Officer Lawson issued two citations to Minger related to the accident, for following too closely and improperly changing lanes, but these are violations of the “rules of the road, ” which, standing alone, cannot support a claim for punitive damages. See Durben v. Am. Materials, Inc., 232 Ga.App. 750, 752 (1998) (affirming grant of summary judgment dismissing punitive damages claim where police report indicated that driver was not under the influence and was only cited for following too closely); Coker v. Culter, 208 Ga.App. 651, 652 (1993) (affirming grant of summary judgment dismissing punitive damages claim even though defendant was driving too fast for weather conditions, had alcohol in his system, and had drug paraphernalia in car, because there was no evidence of wanton lack of care).
Id. at 28.

|---|

*What to work on*.
**A)** In the legal passage, why did the court in Coker v. Culter affirm summary judgment dismissing the punitive damages claim, even though the defendant had been drinking and was driving too fast for the weather?
**B)** Translate this sentence from the legal passage into Spanish: "Officer Lawson issued two citations to Minger related to the accident, for following too closely and improperly changing lanes, but these are violations of the “rules of the road, ” which, standing alone, cannot support a claim for punitive damages."

|---|

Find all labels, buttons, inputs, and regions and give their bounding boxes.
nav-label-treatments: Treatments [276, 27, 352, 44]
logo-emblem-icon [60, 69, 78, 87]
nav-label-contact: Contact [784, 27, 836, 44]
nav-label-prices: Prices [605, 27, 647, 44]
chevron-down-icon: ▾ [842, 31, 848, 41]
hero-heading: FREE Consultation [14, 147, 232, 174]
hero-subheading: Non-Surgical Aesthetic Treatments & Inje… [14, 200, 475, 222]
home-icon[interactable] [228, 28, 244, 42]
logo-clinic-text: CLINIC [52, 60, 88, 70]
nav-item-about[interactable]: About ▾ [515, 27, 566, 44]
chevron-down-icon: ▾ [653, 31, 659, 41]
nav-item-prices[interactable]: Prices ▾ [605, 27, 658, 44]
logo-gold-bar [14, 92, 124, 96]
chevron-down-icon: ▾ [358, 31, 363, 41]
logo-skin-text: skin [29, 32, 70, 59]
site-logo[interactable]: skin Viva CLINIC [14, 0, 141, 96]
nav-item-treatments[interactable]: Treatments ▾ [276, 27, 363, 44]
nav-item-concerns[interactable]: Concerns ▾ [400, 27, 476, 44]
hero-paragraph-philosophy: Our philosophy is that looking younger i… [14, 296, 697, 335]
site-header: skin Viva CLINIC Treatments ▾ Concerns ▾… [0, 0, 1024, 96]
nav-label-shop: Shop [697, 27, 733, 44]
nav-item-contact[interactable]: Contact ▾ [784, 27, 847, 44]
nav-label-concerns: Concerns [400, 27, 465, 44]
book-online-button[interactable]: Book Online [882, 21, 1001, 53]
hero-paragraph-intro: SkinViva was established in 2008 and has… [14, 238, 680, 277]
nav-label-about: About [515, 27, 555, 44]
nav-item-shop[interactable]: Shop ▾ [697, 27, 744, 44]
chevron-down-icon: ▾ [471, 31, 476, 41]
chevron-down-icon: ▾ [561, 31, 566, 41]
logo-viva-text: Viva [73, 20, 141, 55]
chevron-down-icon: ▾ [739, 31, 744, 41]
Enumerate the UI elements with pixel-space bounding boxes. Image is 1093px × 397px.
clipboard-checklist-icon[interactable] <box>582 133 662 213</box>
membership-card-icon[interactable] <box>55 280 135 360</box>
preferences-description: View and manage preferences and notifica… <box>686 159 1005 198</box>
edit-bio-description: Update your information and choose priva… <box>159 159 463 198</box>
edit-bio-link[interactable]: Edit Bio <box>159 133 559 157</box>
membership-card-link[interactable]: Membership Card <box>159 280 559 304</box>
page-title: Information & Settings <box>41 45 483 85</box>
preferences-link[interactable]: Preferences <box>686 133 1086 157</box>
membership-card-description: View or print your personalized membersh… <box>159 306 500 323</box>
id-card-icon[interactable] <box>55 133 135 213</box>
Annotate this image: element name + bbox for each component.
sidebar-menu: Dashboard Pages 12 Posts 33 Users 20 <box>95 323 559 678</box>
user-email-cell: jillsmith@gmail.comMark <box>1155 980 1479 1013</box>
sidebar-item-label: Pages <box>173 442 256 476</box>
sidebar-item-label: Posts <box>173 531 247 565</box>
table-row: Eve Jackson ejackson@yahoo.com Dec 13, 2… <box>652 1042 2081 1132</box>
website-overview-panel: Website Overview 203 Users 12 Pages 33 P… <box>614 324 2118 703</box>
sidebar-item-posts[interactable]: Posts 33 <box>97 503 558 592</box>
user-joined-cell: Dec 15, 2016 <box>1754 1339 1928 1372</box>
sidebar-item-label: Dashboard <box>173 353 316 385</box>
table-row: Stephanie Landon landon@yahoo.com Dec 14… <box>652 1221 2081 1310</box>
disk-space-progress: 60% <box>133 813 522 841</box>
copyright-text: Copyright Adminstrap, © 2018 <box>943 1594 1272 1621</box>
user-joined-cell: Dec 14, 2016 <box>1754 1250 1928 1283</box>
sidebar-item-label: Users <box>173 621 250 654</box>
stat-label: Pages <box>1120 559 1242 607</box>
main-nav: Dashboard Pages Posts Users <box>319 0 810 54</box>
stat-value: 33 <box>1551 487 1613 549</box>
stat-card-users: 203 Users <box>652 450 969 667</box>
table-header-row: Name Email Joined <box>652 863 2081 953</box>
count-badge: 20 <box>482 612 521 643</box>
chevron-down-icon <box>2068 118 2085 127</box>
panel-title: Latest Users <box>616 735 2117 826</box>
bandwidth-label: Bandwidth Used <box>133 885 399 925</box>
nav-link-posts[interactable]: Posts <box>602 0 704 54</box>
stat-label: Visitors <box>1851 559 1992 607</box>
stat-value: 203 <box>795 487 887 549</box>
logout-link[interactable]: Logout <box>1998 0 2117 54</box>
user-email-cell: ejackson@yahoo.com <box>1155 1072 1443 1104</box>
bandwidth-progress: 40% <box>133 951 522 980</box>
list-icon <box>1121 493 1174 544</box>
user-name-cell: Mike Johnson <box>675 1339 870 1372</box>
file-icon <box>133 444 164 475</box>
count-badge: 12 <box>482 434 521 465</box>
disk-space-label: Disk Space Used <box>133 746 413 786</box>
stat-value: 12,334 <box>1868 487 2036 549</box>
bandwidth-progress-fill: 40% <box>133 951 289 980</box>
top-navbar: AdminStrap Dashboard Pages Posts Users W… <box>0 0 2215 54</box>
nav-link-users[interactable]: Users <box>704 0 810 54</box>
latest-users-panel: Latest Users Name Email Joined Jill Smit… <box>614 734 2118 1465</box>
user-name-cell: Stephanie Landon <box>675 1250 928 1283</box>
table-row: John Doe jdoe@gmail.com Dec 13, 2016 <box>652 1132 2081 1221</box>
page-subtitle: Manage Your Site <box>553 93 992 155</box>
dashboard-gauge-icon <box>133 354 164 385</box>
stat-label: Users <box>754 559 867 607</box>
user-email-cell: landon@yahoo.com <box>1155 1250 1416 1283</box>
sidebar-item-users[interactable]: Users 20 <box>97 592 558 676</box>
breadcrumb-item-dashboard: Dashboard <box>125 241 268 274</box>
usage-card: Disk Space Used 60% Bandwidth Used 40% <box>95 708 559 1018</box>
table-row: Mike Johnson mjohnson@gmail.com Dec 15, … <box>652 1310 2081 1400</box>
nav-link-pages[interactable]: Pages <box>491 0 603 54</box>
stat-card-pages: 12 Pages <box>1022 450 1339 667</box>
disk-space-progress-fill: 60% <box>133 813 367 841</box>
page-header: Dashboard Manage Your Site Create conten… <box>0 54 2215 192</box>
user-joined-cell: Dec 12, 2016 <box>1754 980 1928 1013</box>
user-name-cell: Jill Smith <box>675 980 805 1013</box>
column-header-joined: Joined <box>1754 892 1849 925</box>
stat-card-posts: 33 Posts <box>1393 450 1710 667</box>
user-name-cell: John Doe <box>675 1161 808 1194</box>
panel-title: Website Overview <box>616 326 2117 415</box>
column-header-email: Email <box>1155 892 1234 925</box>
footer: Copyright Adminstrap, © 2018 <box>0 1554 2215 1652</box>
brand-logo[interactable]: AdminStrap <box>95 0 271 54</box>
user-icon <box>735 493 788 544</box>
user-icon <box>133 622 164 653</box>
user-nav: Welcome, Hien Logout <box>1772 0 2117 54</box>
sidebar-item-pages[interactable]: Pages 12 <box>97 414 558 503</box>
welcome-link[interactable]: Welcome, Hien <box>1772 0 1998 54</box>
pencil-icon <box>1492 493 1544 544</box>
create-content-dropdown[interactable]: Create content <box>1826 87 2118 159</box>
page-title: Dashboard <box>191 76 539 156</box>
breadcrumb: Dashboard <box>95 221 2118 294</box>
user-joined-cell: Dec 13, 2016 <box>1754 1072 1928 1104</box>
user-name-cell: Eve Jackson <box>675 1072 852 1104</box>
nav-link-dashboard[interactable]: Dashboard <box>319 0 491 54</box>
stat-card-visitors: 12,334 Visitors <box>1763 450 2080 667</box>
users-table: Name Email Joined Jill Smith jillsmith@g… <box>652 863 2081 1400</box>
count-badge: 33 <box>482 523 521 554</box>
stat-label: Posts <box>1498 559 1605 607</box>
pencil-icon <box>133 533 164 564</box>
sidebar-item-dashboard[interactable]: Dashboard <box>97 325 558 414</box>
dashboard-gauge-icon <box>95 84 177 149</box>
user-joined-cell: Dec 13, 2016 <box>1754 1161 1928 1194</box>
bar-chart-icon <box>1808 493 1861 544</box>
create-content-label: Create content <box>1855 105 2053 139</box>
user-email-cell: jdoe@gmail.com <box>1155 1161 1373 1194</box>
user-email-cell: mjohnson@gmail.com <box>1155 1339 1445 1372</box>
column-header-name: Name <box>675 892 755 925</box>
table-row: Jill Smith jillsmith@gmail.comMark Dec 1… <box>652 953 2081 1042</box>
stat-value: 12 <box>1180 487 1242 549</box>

|---|

*Results*.
**A)** The court affirmed the dismissal because there was no evidence of a wanton lack of care. Driving too fast for the weather, having alcohol in his system and having drug paraphernalia in the car were not enough.

**B)** El agente Lawson le impuso a Minger dos multas relacionadas con el accidente, por seguir a otro vehículo demasiado de cerca y por cambiar de carril de forma indebida, pero se trata de infracciones de las «normas de circulación», que, por sí solas, no pueden sustentar una demanda de daños punitivos.